**Problems to solve**
1. In the household chore tips, which brand of orange cleaner does the writer use on ants?
2. Extend the household chore tips past their final sentence with the next part.

━━━ Passage provided

The title says it all - any cleaner that smells and looks orange usually does the trick at immediately killing an ant. This tip goes a little against my last tip but ants are a akin to mice in my house - intolerable. I use Mr. Clean brand.

Outsource the chores you detest

Identify the tasks you dislike most and find a way to get them done that doesn't involve you.

Most people hear this and think of hiring someone to clean the gutters. But that is only part of the solution.  If your SO hates laundry and you detest dusting, that may be an easy swap.

Or look towards technological solutions. I personally detest vacuuming so I stalked a lightning deal on Amazon for a robot vacuum for almost a year and finally pounced last Christmas. I love that little thing - it feels so Jetson's. I've even gotten used to the haphazard lines it leaves on the carpet.

If dishes are your foe, the next time you need a dishwasher make sure you look for features that will reduce your load (pun intended) such as delayed timers and half-loads. Also, if you have an open floor plan, play attention to the decibel rating too so you can run it any time of day and still hear a conversation. You'll spend more for those features but in the long run you'll save aggravation.

The more you vacuum, the less you dust

I may have been totally naïve not to realize this before now. But the easiest way to cut down the frequency you have to dust is to increase how often you vacuum and sweep. It won't happen overnight especially in the rooms you use the most, but it will happen (hence one reason I love that robot vacuum so much).

Think about your life before you buy a product

Don't buy high maintenance items that come with associated chores you detest. If you loathe hand washing dishes, then make it a point before you buy kitchen items to check for the "dishwasher safe" label. If you hate to iron, spend a little more for that wrinkle resistant shirt. If you don't like dusting, either put items behind glass or purge. Also, dark colored furniture shows dust neglection more quickly than light colored furniture.

━━━━━━
━━━ Records supplied

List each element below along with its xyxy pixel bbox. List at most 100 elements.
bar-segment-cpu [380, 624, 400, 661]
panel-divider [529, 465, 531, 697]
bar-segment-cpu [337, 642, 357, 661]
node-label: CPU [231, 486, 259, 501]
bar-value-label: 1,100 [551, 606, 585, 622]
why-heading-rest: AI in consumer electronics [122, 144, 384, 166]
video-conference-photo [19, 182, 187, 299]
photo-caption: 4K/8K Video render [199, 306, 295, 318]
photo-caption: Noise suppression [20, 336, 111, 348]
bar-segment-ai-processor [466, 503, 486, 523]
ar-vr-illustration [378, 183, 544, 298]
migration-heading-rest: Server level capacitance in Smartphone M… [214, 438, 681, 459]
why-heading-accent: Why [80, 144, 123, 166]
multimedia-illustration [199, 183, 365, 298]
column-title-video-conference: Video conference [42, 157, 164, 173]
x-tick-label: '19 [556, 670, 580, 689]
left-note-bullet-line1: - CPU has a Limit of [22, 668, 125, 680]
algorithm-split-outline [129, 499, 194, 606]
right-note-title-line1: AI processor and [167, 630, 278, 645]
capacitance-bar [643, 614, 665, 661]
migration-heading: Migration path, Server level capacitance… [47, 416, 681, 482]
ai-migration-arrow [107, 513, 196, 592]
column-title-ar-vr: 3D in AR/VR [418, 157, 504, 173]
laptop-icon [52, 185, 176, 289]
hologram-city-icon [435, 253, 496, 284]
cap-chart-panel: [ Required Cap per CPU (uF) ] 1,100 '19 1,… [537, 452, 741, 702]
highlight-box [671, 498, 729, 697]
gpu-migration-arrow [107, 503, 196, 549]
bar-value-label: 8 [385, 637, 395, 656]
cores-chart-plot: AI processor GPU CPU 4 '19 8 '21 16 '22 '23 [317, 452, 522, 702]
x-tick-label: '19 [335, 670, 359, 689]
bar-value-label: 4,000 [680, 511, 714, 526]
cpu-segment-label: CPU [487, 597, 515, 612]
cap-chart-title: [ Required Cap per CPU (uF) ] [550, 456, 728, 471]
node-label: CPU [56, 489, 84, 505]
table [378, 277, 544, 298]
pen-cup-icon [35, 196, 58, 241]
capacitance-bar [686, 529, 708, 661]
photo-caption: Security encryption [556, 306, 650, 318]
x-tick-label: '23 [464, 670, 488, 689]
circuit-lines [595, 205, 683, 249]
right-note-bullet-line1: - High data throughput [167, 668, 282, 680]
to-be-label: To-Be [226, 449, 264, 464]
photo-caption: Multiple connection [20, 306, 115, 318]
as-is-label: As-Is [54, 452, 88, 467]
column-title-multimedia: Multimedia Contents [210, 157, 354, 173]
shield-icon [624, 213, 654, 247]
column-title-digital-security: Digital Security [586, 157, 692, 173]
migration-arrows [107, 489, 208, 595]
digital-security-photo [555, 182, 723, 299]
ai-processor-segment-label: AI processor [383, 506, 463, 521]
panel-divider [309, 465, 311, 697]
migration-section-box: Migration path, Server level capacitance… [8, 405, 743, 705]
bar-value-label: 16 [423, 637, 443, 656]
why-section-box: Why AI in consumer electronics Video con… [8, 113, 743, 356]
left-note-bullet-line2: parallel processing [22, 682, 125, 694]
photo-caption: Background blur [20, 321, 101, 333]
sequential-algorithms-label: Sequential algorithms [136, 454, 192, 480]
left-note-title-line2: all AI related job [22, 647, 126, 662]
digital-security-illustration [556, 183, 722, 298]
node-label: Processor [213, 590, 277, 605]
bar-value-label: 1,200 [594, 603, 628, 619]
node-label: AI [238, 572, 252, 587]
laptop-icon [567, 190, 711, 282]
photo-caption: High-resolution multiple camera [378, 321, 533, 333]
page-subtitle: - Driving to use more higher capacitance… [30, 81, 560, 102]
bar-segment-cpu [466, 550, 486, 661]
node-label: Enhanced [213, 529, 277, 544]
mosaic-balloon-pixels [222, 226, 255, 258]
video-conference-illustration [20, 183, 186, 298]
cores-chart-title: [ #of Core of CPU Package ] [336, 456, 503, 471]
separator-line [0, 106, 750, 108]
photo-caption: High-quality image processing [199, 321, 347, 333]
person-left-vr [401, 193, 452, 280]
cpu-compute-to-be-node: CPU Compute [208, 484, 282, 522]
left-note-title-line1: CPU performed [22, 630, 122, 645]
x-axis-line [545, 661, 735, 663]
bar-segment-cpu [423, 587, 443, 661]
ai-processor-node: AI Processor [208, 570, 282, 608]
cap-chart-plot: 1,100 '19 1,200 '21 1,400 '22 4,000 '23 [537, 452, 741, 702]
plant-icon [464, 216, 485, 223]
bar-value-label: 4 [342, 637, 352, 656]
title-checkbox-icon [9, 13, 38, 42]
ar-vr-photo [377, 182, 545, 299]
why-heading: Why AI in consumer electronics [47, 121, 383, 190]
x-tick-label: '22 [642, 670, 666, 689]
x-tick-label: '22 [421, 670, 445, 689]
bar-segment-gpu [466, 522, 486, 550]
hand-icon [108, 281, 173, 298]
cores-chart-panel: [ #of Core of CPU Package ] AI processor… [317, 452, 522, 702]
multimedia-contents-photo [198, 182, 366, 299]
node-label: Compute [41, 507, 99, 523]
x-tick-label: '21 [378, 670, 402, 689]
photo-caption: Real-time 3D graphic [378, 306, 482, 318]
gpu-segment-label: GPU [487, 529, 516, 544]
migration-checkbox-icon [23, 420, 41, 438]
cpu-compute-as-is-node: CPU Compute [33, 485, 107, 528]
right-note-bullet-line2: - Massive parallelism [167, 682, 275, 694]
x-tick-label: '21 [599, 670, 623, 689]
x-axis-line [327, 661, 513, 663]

━━━━━━

**Answers to the exercises**
1. Mr. Clean

2.
Clear clutter by buying quality

Get rid of twenty cheap plastic combs and purchase one beautiful, static-free wooden comb. When you have fewer, yet higher quality items, you will find yourself with clearer drawers.

Plus, when you buy nicer things, you tend to take better care of them. When you make an inexpensive craft to hang on the walls, it is easy to justify getting rid of it quickly to replace with a new craft. I mean, if you love home décor crafting, go for it. But don’t be afraid to let a wall be bare while you live your life and eventually stumble upon the perfect item. Then buy it, place it and leave it be.

You will have a lifetime to fill your home with things you love; you don't have to fill it the second you move in unless you are prepping for a magazine photo shoot. The most interesting accessories are the ones that come with a story or a memory from a trip.

Enforce a "no duplicates" rule

I sheepishly admit to a kitchen gadget addiction. I just found this wooden spoon called a spurtle.  When I determined that I did indeed love my new spurtle, my old wooden spoons went into the basement Goodwill bin immediately.

Give to charity

When we first moved into our neighborhood, I noticed a pickup truck that drove by slowly on trash dayevaluating the contents on the curbs. I thought that was a little weird until I started to notice what people in my neighborhood were putting on the curb. Kids bikes! Patio furniture! Televisions! I was amazed to see perfectly good items (especially bikes!) out for the trash when there is a charity drop off within miles. When you decide to downsize and reduce the clutter, think of others who are less fortunate.

Also, don't keep things you dislike for sentimental reasons. And don't keep items that you don't like just because they were gifts. Regifting or giving something to charity is perfectly ok in almost every situation. At the very least, pack it in the basement so you don't see it every day.

Appreciate what you have

If you think of cleaning as a chore, it will feel like it.

But really, cleaning is merely an act of gratitude for the things you are lucky enough to own. Don't forget that many others aren't so lucky. If you liked it enough to spend your hard-earned money on it, you should like it enough to take care of it.

Treat cleaning as an act of gratitude for the things you are lucky enough to own.

I hope your spring cleaning doesn't include mouse nasties :)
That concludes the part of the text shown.